• Exercise instructions
A - List every work cited with a 2021 publication year in the passage on SOFC electrolytes, giving each one once in the form it is cited.
B - Pick up the passage on SOFC electrolytes after its final sentence and carry it on in the same style for one more paragraph.

• Passage
* begin *

The electrolyte is an essential component of SOFCs, and its improvements are critical in reducing operating temperatures and achieving good chemical stability and ionic conductivity at the same time. Many ionic conductors, including YSZ, doped gallates and doped CeO₂, etc., are investigated as SOFC electrolytes. Nevertheless, these electrolytes need a substantial amount of activation energy and elevated temperature in order to achieve good conductivity. Proton conductors have the potential to be suitable for use as electrolytes due to their favorable proton conductivity at low temperatures (Irshad et al., 2016; Mosiałek et al., 2023). Perovskite materials (ABO₃) have attracted considerable attention as electrolyte materials because they can surpass the constraints of traditional electrolytes. The highly conducting perovskite electrolytes can transport ions more efficiently across the material. The aforementioned attribute can enhance the SOFC performance device by facilitating swift ions transport and minimizing resistances. In addition, these electrolytes are also more stable than conventional electrolytes in reductive/oxidative atmospheres at high operating temperatures (Irshad et al., 2023).

Doped barium zirconate (BaZrO₃) and barium cerate (BaCeO₃) are commonly used proton conducting electrolytes based on the perovskite structure (ABO₃). Doped BaCeO₃exhibits high conductivity, however it lacks chemical stability in CO₂ and humid atmospheres, whereas doped BaZrO₃ exhibits high stability in these atmospheres, but have lower ionic conductivity (Goulart et al., 2021; Rasaki et al., 2021; Zhang and Hu, 2021). Various sintering aids, synthesis routes and doping approaches are used to increase the density and conductivity of barium zirconate-based materials (Jiao et al., 2019). Introducing rare earth elements to the B-site creates oxygen vacancies, which in turn enhances ionic conductivity. Consequently, perovskites doped with rare earth (RE) elements have garnered interest because of their elevated levels of ionic, proton, or mixed conductivities (Irshad et al., 2021; Rasaki et al., 2021). The addition of dopants in perovskites and especially in BaZrO₃ enhances the proton mobility and therefore boosts proton conductivity at intermediate temperatures (Nayak and Sasmal, 2023). The meticulous choice of dopants along with fabrication techniques could ascertain the effective formation of conductive and stable BaZrO₃-based electrolytes (Hossain et al., 2021a). RE-doped BaZrO₃ exhibit significant protonic conductivity at low temperatures making them a suitable choice. However, there are still existing problems, such as the limited ability of protons to be absorbed and the insufficient number of catalytic sites which needs to be addressed. Furthermore, achieving dense BaZrO₃-based electrolytes necessitates elevated sintering temperature and prolonged sintering duration. High sintering temperatures results in evaporation of BaO, causing a decrease in grain and grain boundary conductivity due to ternary phase formation (Ueno et al., 2019). Also, BaZrO₃ has a grain boundary blocking property caused by a space charge effect which segregates the charged defects near structurally distorted region of the grain boundary (Uthayakumar et al., 2020). Despite substantial research on the proton conduction of doped BaZrO₃, the exact processes underlying the conduction of doped BaZrO₃ is remain poorly understood (Vera et al., 2021). It is however an established fact that synthesis approaches, selection of dopants and sintering aids are crucial role for promoting the desired properties of RE-BaZrO₃ materials (Hossain et al., 2021b).

* end *

• Data segment
* begin *

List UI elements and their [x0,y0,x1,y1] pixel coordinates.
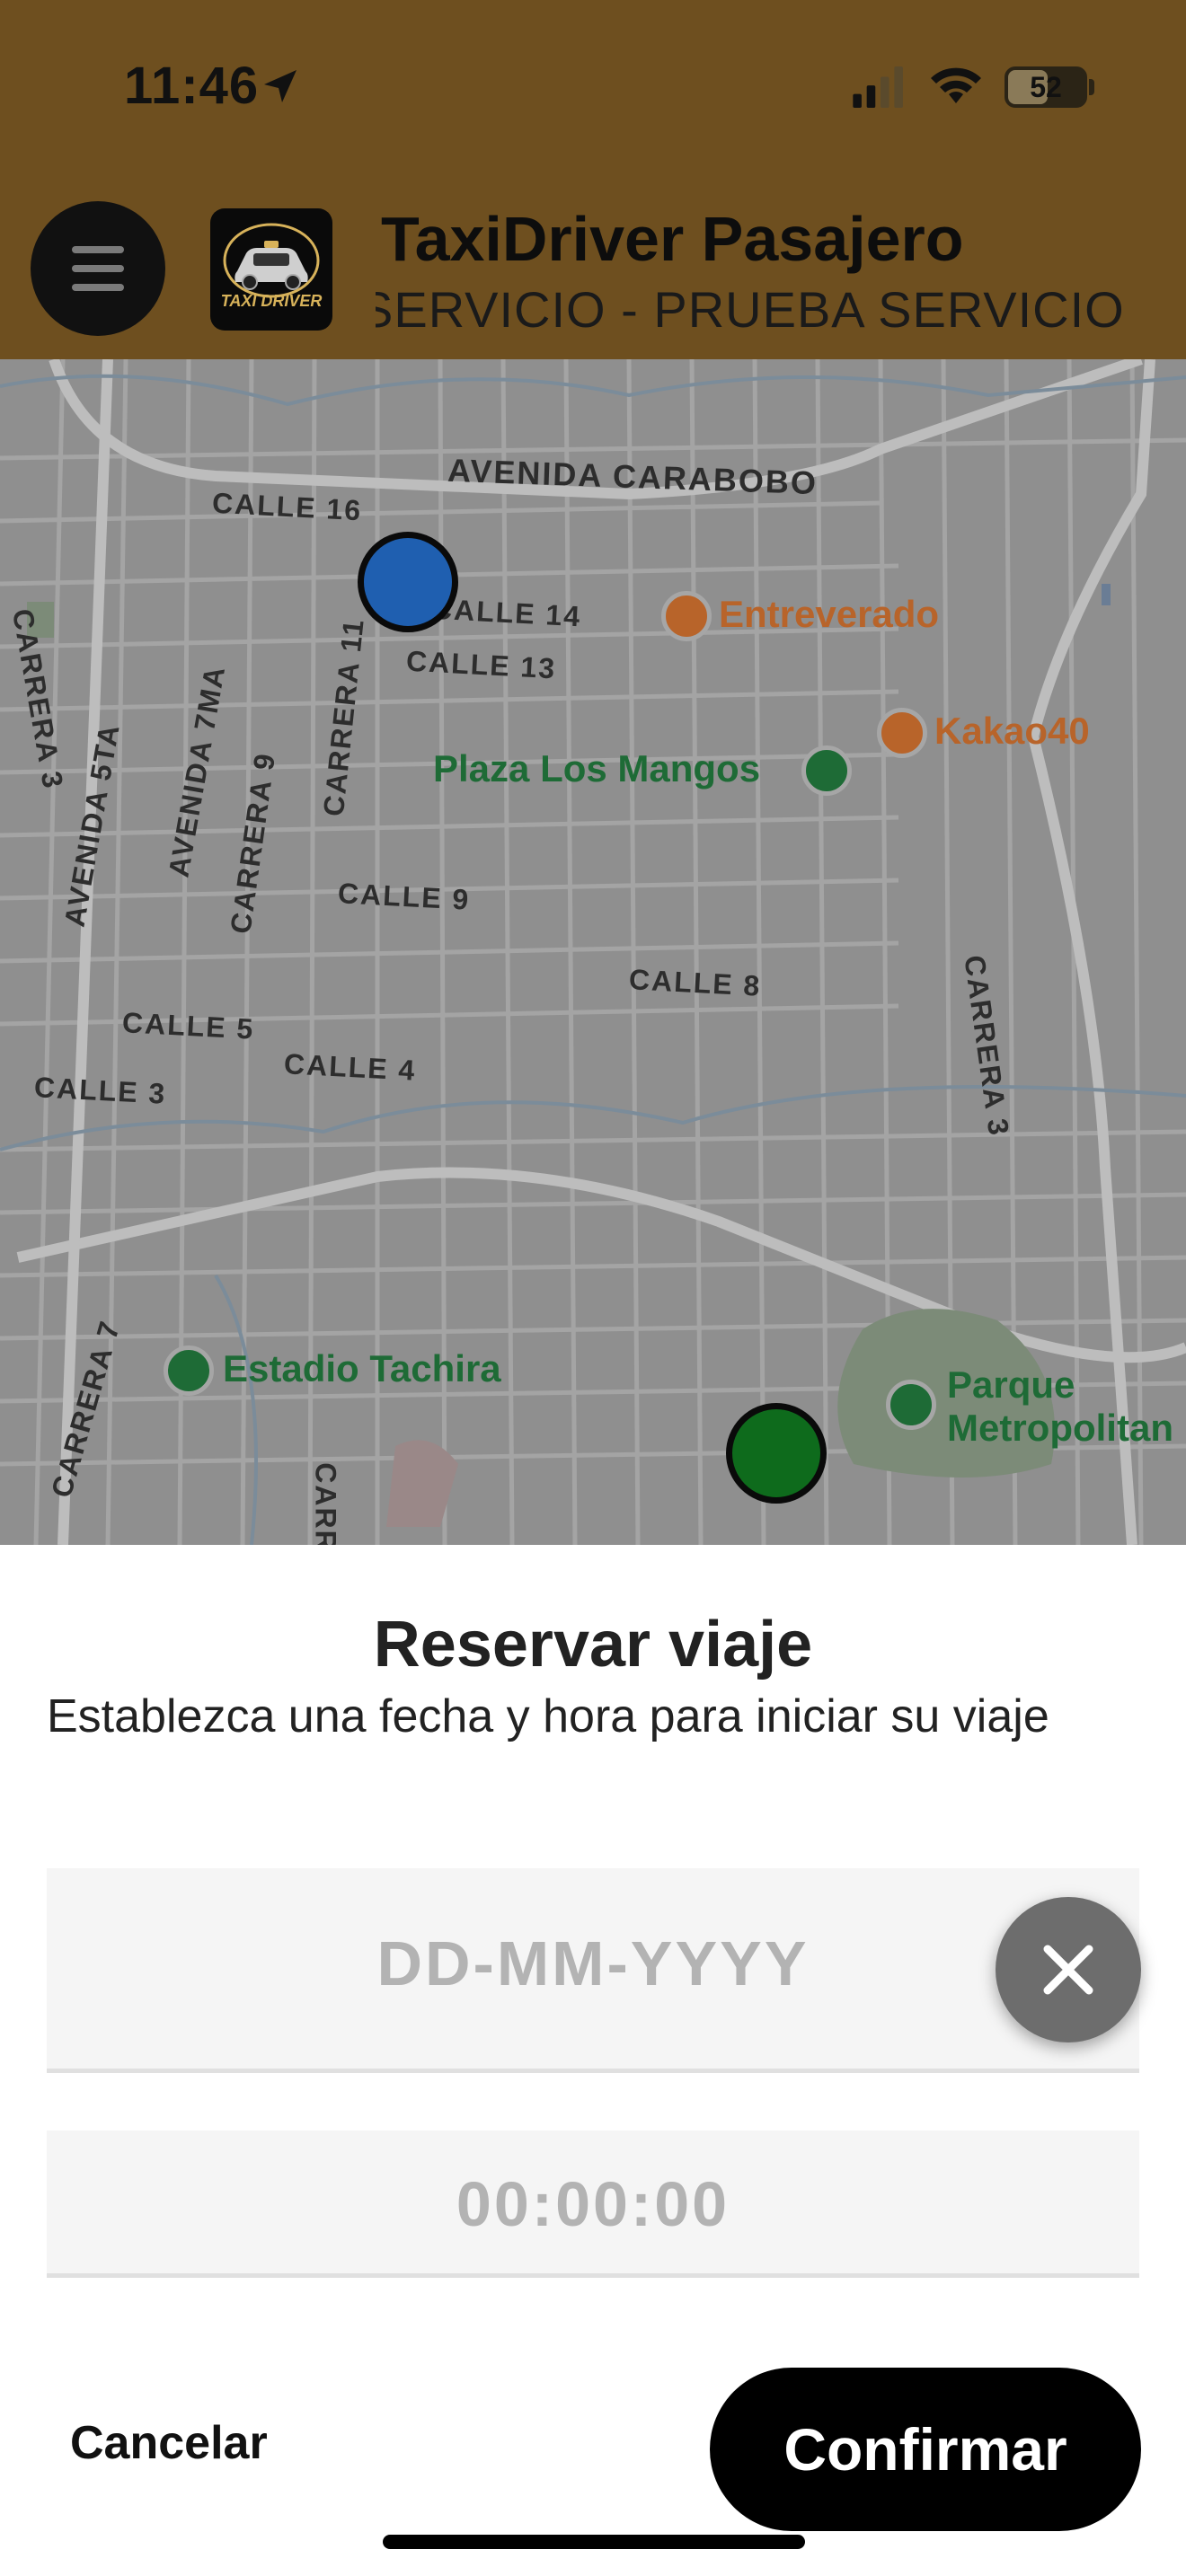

* end *

• Task answers
A -
Goulart et al., 2021
Rasaki et al., 2021
Zhang and Hu, 2021
Irshad et al., 2021
Hossain et al., 2021a
Vera et al., 2021
Hossain et al., 2021b

B -
Researchers have reported the use of sintering aids to decrease the sintering temperature while upholding the attributes of the SOFC materials. Soares et al. (2021) investigated ZnO as a sintering aid with different stoichiometric ratios in Ba(Zr,Y)O_3−δ to improve the densification, bulk proton conductivity, and high hydration enthalpy. Ho-Il Ji et al. investigated 1 and 4 mol% of CuO and ZnO as sintering aids to reduce the sintering temperature from 1,700°C to 1,500°C and 1,300°C, respectively and achieved relative densities above 97% (Ji et al., 2021). The use of transition metals (Sc, Zn, Co, Cu, and Fe, etc.) as co-dopants can improve the sinterability and thus increase the densification (Xie et al., 2018; Ueno et al., 2019; Aarthi and Babu, 2020). Xie et al. (2018) observed the co-doing effect of Gd-Zn on barium zirconate sintered at 1,300°C–1,500°C, which improved the mechanical performance, sinterability, hardness, and conductivity, achieving a conductivity of 2.54 × 10⁻³ S ·cm⁻¹ and power density of 282 mW·cm⁻².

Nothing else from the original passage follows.